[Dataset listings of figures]
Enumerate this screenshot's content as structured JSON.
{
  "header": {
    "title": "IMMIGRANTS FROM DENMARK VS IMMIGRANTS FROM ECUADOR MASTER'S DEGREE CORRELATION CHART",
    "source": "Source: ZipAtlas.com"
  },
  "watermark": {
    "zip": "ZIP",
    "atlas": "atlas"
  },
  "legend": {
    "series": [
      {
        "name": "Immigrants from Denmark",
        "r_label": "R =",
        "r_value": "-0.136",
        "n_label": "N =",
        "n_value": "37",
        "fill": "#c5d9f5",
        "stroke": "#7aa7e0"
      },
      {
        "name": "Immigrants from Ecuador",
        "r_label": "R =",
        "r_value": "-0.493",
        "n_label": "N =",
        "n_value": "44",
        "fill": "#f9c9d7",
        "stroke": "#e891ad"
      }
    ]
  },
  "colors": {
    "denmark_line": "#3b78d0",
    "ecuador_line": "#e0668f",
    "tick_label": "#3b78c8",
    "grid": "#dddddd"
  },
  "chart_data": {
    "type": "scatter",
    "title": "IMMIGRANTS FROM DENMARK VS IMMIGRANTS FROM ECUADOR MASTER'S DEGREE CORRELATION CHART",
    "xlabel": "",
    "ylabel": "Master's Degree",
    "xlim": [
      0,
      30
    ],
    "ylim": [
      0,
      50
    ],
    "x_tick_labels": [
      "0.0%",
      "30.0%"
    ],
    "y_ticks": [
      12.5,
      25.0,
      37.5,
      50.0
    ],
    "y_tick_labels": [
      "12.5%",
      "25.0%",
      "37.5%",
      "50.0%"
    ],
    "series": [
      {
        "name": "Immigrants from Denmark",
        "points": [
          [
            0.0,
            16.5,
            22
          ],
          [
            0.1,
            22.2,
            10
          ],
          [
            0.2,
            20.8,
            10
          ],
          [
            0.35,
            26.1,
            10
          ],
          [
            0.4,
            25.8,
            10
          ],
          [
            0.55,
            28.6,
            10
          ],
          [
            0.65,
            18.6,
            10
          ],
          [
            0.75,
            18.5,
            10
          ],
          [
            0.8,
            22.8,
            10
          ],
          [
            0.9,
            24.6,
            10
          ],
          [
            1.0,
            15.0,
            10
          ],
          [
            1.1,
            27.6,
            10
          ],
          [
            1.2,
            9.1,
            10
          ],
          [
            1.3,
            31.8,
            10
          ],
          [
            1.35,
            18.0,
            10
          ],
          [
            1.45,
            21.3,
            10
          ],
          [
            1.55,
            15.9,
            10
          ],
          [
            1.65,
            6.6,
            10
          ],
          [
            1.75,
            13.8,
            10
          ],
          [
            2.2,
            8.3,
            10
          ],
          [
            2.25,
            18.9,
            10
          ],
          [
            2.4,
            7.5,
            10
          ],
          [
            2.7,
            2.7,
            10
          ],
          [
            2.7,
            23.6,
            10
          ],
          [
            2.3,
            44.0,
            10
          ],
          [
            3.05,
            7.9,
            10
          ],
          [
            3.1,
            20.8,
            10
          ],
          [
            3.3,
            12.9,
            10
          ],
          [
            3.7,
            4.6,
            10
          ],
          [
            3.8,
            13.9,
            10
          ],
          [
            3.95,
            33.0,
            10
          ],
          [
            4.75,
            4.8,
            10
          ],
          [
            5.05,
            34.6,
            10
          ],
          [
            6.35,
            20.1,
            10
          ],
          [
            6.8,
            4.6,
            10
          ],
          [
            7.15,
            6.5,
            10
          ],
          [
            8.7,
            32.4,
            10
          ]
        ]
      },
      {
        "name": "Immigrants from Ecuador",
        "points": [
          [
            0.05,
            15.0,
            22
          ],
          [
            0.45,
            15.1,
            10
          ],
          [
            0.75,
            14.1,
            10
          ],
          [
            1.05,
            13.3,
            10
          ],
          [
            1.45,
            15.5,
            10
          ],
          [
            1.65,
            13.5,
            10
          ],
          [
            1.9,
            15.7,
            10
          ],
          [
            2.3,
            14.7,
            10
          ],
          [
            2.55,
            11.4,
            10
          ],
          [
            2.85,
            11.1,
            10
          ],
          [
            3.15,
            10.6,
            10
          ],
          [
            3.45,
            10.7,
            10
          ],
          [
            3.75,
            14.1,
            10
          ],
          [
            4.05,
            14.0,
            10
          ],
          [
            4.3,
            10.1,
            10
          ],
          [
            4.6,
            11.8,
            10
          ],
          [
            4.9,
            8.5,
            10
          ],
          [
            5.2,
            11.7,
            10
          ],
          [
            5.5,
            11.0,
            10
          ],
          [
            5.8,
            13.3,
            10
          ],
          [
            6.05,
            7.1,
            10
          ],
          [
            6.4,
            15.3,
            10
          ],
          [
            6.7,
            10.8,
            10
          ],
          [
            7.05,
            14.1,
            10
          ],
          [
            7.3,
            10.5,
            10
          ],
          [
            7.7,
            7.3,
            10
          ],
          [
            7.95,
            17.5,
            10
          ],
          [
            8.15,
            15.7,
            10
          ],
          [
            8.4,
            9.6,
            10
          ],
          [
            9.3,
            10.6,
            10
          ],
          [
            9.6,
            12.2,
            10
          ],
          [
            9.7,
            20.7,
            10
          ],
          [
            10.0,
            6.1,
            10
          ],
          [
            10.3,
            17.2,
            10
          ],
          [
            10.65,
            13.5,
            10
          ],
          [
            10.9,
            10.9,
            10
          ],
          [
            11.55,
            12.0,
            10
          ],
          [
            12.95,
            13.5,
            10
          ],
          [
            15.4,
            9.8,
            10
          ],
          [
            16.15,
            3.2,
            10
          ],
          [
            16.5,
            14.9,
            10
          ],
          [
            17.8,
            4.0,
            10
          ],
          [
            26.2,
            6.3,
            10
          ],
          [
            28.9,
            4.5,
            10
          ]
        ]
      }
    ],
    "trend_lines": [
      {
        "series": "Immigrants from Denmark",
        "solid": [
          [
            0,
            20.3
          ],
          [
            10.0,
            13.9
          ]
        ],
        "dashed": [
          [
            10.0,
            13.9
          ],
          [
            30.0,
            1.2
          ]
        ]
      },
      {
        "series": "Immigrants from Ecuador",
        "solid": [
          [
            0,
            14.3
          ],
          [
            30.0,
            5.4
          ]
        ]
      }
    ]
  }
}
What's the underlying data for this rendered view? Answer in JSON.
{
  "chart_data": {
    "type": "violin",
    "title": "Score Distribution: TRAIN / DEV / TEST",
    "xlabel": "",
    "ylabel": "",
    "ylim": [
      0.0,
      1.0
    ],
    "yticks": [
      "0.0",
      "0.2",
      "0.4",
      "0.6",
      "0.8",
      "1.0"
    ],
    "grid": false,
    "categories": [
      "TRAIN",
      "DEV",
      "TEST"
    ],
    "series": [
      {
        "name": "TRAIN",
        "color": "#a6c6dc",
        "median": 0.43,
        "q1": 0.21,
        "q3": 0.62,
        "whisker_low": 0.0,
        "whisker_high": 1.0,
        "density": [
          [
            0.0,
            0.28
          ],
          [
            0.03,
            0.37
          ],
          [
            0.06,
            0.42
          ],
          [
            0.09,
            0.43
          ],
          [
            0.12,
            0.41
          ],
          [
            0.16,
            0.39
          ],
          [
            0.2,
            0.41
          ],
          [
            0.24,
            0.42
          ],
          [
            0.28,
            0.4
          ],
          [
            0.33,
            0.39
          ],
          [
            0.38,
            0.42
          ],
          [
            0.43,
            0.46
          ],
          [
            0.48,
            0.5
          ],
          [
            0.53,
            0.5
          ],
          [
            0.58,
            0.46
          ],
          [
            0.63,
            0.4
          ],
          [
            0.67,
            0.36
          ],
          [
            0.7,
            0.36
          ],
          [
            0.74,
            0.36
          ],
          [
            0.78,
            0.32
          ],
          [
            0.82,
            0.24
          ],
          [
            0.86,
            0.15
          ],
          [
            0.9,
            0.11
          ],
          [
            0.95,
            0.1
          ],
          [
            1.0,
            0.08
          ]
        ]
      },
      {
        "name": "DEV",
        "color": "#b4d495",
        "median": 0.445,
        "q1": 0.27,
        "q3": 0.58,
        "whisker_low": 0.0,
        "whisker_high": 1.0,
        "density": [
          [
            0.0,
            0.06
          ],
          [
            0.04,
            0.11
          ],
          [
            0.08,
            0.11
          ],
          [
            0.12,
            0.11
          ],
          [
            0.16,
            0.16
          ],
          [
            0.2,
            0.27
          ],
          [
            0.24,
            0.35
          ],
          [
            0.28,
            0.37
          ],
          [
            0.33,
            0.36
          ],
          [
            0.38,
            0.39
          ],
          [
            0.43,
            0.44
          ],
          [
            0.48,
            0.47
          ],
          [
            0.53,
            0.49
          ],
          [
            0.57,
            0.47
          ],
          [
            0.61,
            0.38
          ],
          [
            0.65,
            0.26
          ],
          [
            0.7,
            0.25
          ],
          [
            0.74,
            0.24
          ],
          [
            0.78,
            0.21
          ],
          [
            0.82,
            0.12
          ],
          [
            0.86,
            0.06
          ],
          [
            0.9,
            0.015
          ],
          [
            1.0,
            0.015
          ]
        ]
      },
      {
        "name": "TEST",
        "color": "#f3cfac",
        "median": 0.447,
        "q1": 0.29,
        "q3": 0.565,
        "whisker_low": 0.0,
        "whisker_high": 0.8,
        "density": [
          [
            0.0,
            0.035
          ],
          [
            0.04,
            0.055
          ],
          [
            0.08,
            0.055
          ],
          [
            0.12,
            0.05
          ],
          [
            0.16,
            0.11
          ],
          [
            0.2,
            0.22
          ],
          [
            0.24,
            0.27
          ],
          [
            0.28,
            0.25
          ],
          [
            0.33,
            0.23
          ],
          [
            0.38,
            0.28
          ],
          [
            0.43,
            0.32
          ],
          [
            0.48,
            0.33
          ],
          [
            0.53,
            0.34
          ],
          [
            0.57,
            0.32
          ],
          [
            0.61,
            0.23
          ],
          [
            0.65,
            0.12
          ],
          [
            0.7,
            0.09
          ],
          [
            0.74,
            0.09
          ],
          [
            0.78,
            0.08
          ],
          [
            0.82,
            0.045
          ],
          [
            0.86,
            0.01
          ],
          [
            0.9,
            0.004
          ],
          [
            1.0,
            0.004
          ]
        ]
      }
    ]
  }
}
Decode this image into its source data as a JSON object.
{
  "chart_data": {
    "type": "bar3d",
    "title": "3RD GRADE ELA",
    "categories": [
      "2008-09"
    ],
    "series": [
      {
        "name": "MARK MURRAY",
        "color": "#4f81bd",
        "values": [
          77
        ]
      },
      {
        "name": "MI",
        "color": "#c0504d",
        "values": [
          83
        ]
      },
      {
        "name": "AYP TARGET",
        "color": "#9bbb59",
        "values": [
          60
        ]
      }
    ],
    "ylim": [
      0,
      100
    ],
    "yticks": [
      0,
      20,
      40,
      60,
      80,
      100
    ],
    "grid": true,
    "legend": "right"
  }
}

* **GIVEN PROBLEM**: Gather all lines of the records that include the word "TRAIN".

* **RESULT OF THE EXERCISE**:
    "title": "Score Distribution: TRAIN / DEV / TEST",
      "TRAIN",
        "name": "TRAIN",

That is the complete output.